- Aim:
Omit the pictures and return every entry exactly as written.

- Information shown:
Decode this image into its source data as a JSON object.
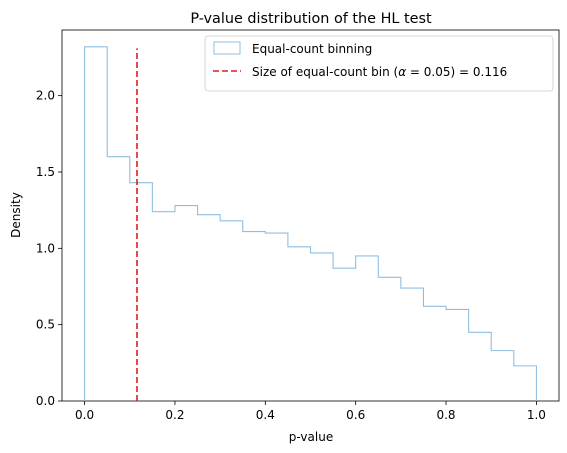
{
  "chart_data": {
    "type": "histogram-step",
    "title": "P-value distribution of the HL test",
    "xlabel": "p-value",
    "ylabel": "Density",
    "xlim": [
      -0.05,
      1.05
    ],
    "ylim": [
      0.0,
      2.43
    ],
    "xticks": [
      "0.0",
      "0.2",
      "0.4",
      "0.6",
      "0.8",
      "1.0"
    ],
    "xtick_values": [
      0.0,
      0.2,
      0.4,
      0.6,
      0.8,
      1.0
    ],
    "yticks": [
      "0.0",
      "0.5",
      "1.0",
      "1.5",
      "2.0"
    ],
    "ytick_values": [
      0.0,
      0.5,
      1.0,
      1.5,
      2.0
    ],
    "grid": false,
    "legend_position": "upper right",
    "series": [
      {
        "name": "Equal-count binning",
        "kind": "step-histogram",
        "color": "#8fbfe0",
        "bin_edges": [
          0.0,
          0.05,
          0.1,
          0.15,
          0.2,
          0.25,
          0.3,
          0.35,
          0.4,
          0.45,
          0.5,
          0.55,
          0.6,
          0.65,
          0.7,
          0.75,
          0.8,
          0.85,
          0.9,
          0.95,
          1.0
        ],
        "densities": [
          2.32,
          1.6,
          1.43,
          1.24,
          1.28,
          1.22,
          1.18,
          1.11,
          1.1,
          1.01,
          0.97,
          0.87,
          0.95,
          0.81,
          0.74,
          0.62,
          0.6,
          0.45,
          0.33,
          0.23
        ]
      },
      {
        "name_prefix": "Size of equal-count bin (",
        "name_alpha": "α",
        "name_eq": " = 0.05) = 0.116",
        "kind": "vline",
        "color": "#e41a1c",
        "x": 0.116,
        "y_range": [
          0.0,
          2.31
        ]
      }
    ]
  }
}
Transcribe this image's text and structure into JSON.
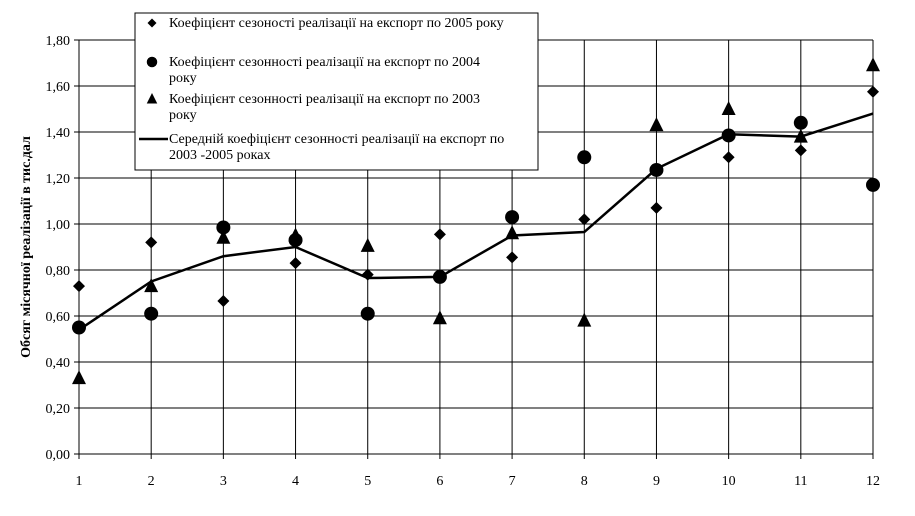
{
  "chart_data": {
    "type": "scatter",
    "title": "",
    "xlabel": "",
    "ylabel": "Обсяг місячної реалізації в тис.дал",
    "x": [
      1,
      2,
      3,
      4,
      5,
      6,
      7,
      8,
      9,
      10,
      11,
      12
    ],
    "xticks": [
      "1",
      "2",
      "3",
      "4",
      "5",
      "6",
      "7",
      "8",
      "9",
      "10",
      "11",
      "12"
    ],
    "ylim": [
      0,
      1.8
    ],
    "yticks": [
      "0,00",
      "0,20",
      "0,40",
      "0,60",
      "0,80",
      "1,00",
      "1,20",
      "1,40",
      "1,60",
      "1,80"
    ],
    "grid": true,
    "legend_position": "top-left",
    "series": [
      {
        "name": "Коефіцієнт сезоності реалізації на експорт по 2005 року",
        "marker": "diamond",
        "color": "#000000",
        "values": [
          0.73,
          0.92,
          0.665,
          0.83,
          0.78,
          0.955,
          0.855,
          1.02,
          1.07,
          1.29,
          1.32,
          1.575
        ]
      },
      {
        "name": "Коефіцієнт сезонності реалізації на експорт по 2004 року",
        "marker": "circle",
        "color": "#000000",
        "values": [
          0.55,
          0.61,
          0.985,
          0.93,
          0.61,
          0.77,
          1.03,
          1.29,
          1.235,
          1.385,
          1.44,
          1.17
        ]
      },
      {
        "name": "Коефіцієнт сезонності реалізації на експорт по 2003 року",
        "marker": "triangle",
        "color": "#000000",
        "values": [
          0.33,
          0.73,
          0.94,
          0.95,
          0.905,
          0.59,
          0.96,
          0.58,
          1.43,
          1.5,
          1.38,
          1.69
        ]
      },
      {
        "name": "Середній коефіцієнт сезонності реалізації на експорт по 2003 -2005 роках",
        "marker": "line",
        "color": "#000000",
        "values": [
          0.54,
          0.75,
          0.86,
          0.9,
          0.765,
          0.77,
          0.95,
          0.965,
          1.24,
          1.39,
          1.38,
          1.48
        ]
      }
    ]
  }
}
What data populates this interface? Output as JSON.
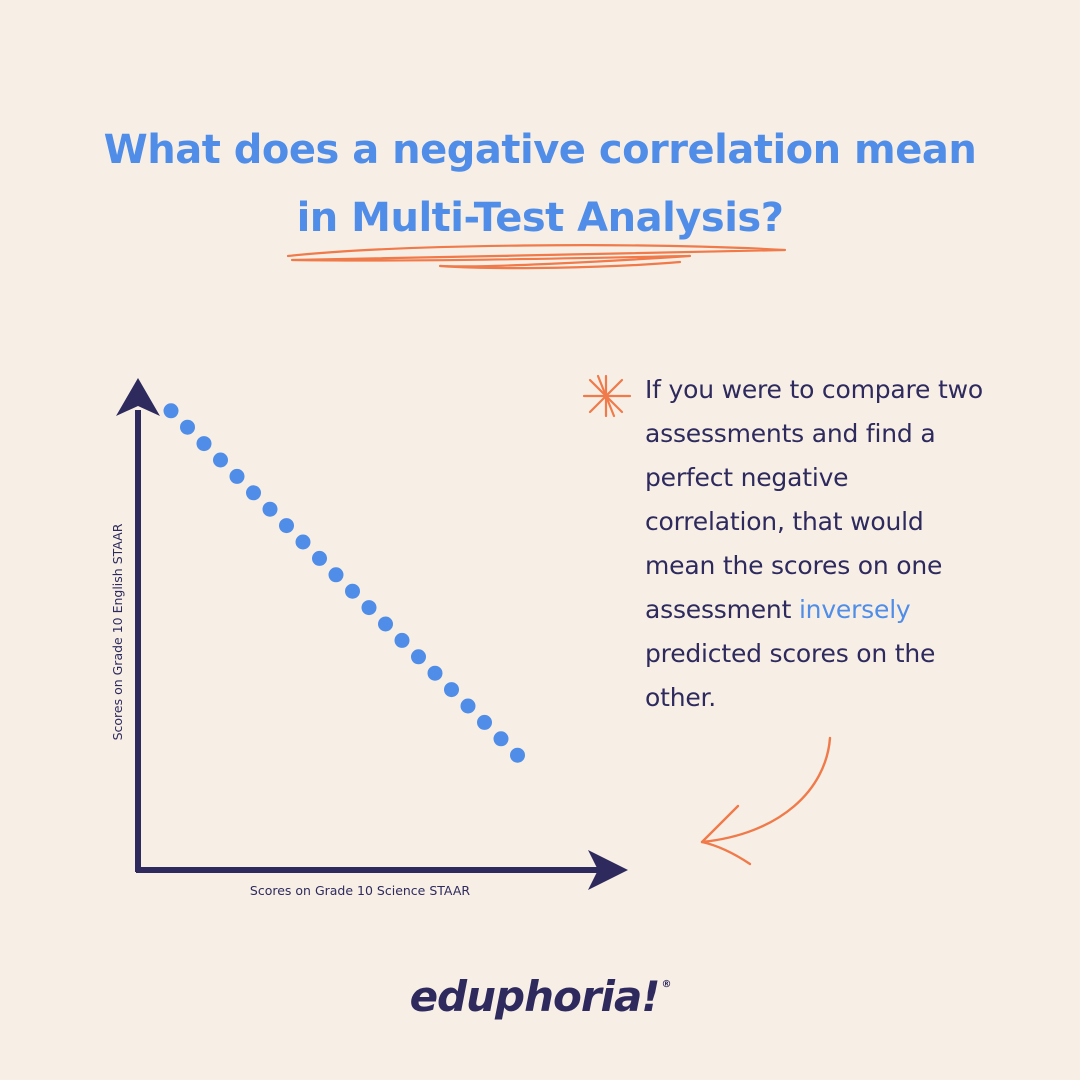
{
  "title": {
    "line1": "What does a negative correlation mean",
    "line2": "in Multi-Test Analysis?"
  },
  "callout": {
    "text_before": "If you were to compare two assessments and find a perfect negative correlation, that would mean the scores on one assessment ",
    "highlight": "inversely",
    "text_after": " predicted scores on the other."
  },
  "brand": {
    "name": "eduphoria!",
    "mark": "®"
  },
  "icons": {
    "callout": "asterisk-star-icon",
    "pointer": "curved-arrow-icon",
    "underline": "scribble-underline"
  },
  "colors": {
    "background": "#f7efe5",
    "title_blue": "#4f8de8",
    "navy": "#2e2a5e",
    "accent_orange": "#f07a4a",
    "point_blue": "#4f8de8"
  },
  "chart_data": {
    "type": "scatter",
    "title": "",
    "xlabel": "Scores on Grade 10 Science STAAR",
    "ylabel": "Scores on Grade 10 English STAAR",
    "grid": false,
    "x_tick_labels": false,
    "y_tick_labels": false,
    "xlim": [
      0,
      30
    ],
    "ylim": [
      0,
      30
    ],
    "series": [
      {
        "points": [
          [
            2,
            28
          ],
          [
            3,
            27
          ],
          [
            4,
            26
          ],
          [
            5,
            25
          ],
          [
            6,
            24
          ],
          [
            7,
            23
          ],
          [
            8,
            22
          ],
          [
            9,
            21
          ],
          [
            10,
            20
          ],
          [
            11,
            19
          ],
          [
            12,
            18
          ],
          [
            13,
            17
          ],
          [
            14,
            16
          ],
          [
            15,
            15
          ],
          [
            16,
            14
          ],
          [
            17,
            13
          ],
          [
            18,
            12
          ],
          [
            19,
            11
          ],
          [
            20,
            10
          ],
          [
            21,
            9
          ],
          [
            22,
            8
          ],
          [
            23,
            7
          ]
        ]
      }
    ]
  }
}
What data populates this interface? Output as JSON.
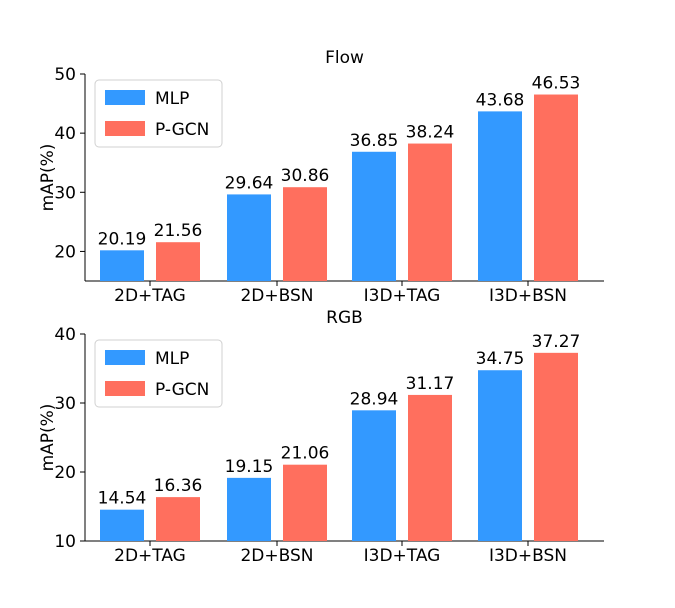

- Exercise result:
Decode this image into its source data as a JSON object.
{
  "chart_data": {
    "type": "histogram-step",
    "title": "P-value distribution of the HL test",
    "xlabel": "p-value",
    "ylabel": "Density",
    "xlim": [
      -0.05,
      1.05
    ],
    "ylim": [
      0.0,
      2.43
    ],
    "xticks": [
      "0.0",
      "0.2",
      "0.4",
      "0.6",
      "0.8",
      "1.0"
    ],
    "xtick_values": [
      0.0,
      0.2,
      0.4,
      0.6,
      0.8,
      1.0
    ],
    "yticks": [
      "0.0",
      "0.5",
      "1.0",
      "1.5",
      "2.0"
    ],
    "ytick_values": [
      0.0,
      0.5,
      1.0,
      1.5,
      2.0
    ],
    "grid": false,
    "legend_position": "upper right",
    "series": [
      {
        "name": "Equal-count binning",
        "kind": "step-histogram",
        "color": "#8fbfe0",
        "bin_edges": [
          0.0,
          0.05,
          0.1,
          0.15,
          0.2,
          0.25,
          0.3,
          0.35,
          0.4,
          0.45,
          0.5,
          0.55,
          0.6,
          0.65,
          0.7,
          0.75,
          0.8,
          0.85,
          0.9,
          0.95,
          1.0
        ],
        "densities": [
          2.32,
          1.6,
          1.43,
          1.24,
          1.28,
          1.22,
          1.18,
          1.11,
          1.1,
          1.01,
          0.97,
          0.87,
          0.95,
          0.81,
          0.74,
          0.62,
          0.6,
          0.45,
          0.33,
          0.23
        ]
      },
      {
        "name_prefix": "Size of equal-count bin (",
        "name_alpha": "α",
        "name_eq": " = 0.05) = 0.116",
        "kind": "vline",
        "color": "#e41a1c",
        "x": 0.116,
        "y_range": [
          0.0,
          2.31
        ]
      }
    ]
  }
}
Transcribe this image's text and structure into JSON.
{
  "chart_data": {
    "type": "scatter",
    "title": "",
    "xlabel": "",
    "ylabel": "Обсяг місячної реалізації в тис.дал",
    "x": [
      1,
      2,
      3,
      4,
      5,
      6,
      7,
      8,
      9,
      10,
      11,
      12
    ],
    "xticks": [
      "1",
      "2",
      "3",
      "4",
      "5",
      "6",
      "7",
      "8",
      "9",
      "10",
      "11",
      "12"
    ],
    "ylim": [
      0,
      1.8
    ],
    "yticks": [
      "0,00",
      "0,20",
      "0,40",
      "0,60",
      "0,80",
      "1,00",
      "1,20",
      "1,40",
      "1,60",
      "1,80"
    ],
    "grid": true,
    "legend_position": "top-left",
    "series": [
      {
        "name": "Коефіцієнт сезоності реалізації на експорт по 2005 року",
        "marker": "diamond",
        "color": "#000000",
        "values": [
          0.73,
          0.92,
          0.665,
          0.83,
          0.78,
          0.955,
          0.855,
          1.02,
          1.07,
          1.29,
          1.32,
          1.575
        ]
      },
      {
        "name": "Коефіцієнт сезонності реалізації на експорт по 2004 року",
        "marker": "circle",
        "color": "#000000",
        "values": [
          0.55,
          0.61,
          0.985,
          0.93,
          0.61,
          0.77,
          1.03,
          1.29,
          1.235,
          1.385,
          1.44,
          1.17
        ]
      },
      {
        "name": "Коефіцієнт сезонності реалізації на експорт по 2003 року",
        "marker": "triangle",
        "color": "#000000",
        "values": [
          0.33,
          0.73,
          0.94,
          0.95,
          0.905,
          0.59,
          0.96,
          0.58,
          1.43,
          1.5,
          1.38,
          1.69
        ]
      },
      {
        "name": "Середній коефіцієнт сезонності реалізації на експорт по 2003 -2005 роках",
        "marker": "line",
        "color": "#000000",
        "values": [
          0.54,
          0.75,
          0.86,
          0.9,
          0.765,
          0.77,
          0.95,
          0.965,
          1.24,
          1.39,
          1.38,
          1.48
        ]
      }
    ]
  }
}
What data populates this interface? Output as JSON.
{
  "title": {
    "line1": "What does a negative correlation mean",
    "line2": "in Multi-Test Analysis?"
  },
  "callout": {
    "text_before": "If you were to compare two assessments and find a perfect negative correlation, that would mean the scores on one assessment ",
    "highlight": "inversely",
    "text_after": " predicted scores on the other."
  },
  "brand": {
    "name": "eduphoria!",
    "mark": "®"
  },
  "icons": {
    "callout": "asterisk-star-icon",
    "pointer": "curved-arrow-icon",
    "underline": "scribble-underline"
  },
  "colors": {
    "background": "#f7efe5",
    "title_blue": "#4f8de8",
    "navy": "#2e2a5e",
    "accent_orange": "#f07a4a",
    "point_blue": "#4f8de8"
  },
  "chart_data": {
    "type": "scatter",
    "title": "",
    "xlabel": "Scores on Grade 10 Science STAAR",
    "ylabel": "Scores on Grade 10 English STAAR",
    "grid": false,
    "x_tick_labels": false,
    "y_tick_labels": false,
    "xlim": [
      0,
      30
    ],
    "ylim": [
      0,
      30
    ],
    "series": [
      {
        "points": [
          [
            2,
            28
          ],
          [
            3,
            27
          ],
          [
            4,
            26
          ],
          [
            5,
            25
          ],
          [
            6,
            24
          ],
          [
            7,
            23
          ],
          [
            8,
            22
          ],
          [
            9,
            21
          ],
          [
            10,
            20
          ],
          [
            11,
            19
          ],
          [
            12,
            18
          ],
          [
            13,
            17
          ],
          [
            14,
            16
          ],
          [
            15,
            15
          ],
          [
            16,
            14
          ],
          [
            17,
            13
          ],
          [
            18,
            12
          ],
          [
            19,
            11
          ],
          [
            20,
            10
          ],
          [
            21,
            9
          ],
          [
            22,
            8
          ],
          [
            23,
            7
          ]
        ]
      }
    ]
  }
}
What data populates this interface? Output as JSON.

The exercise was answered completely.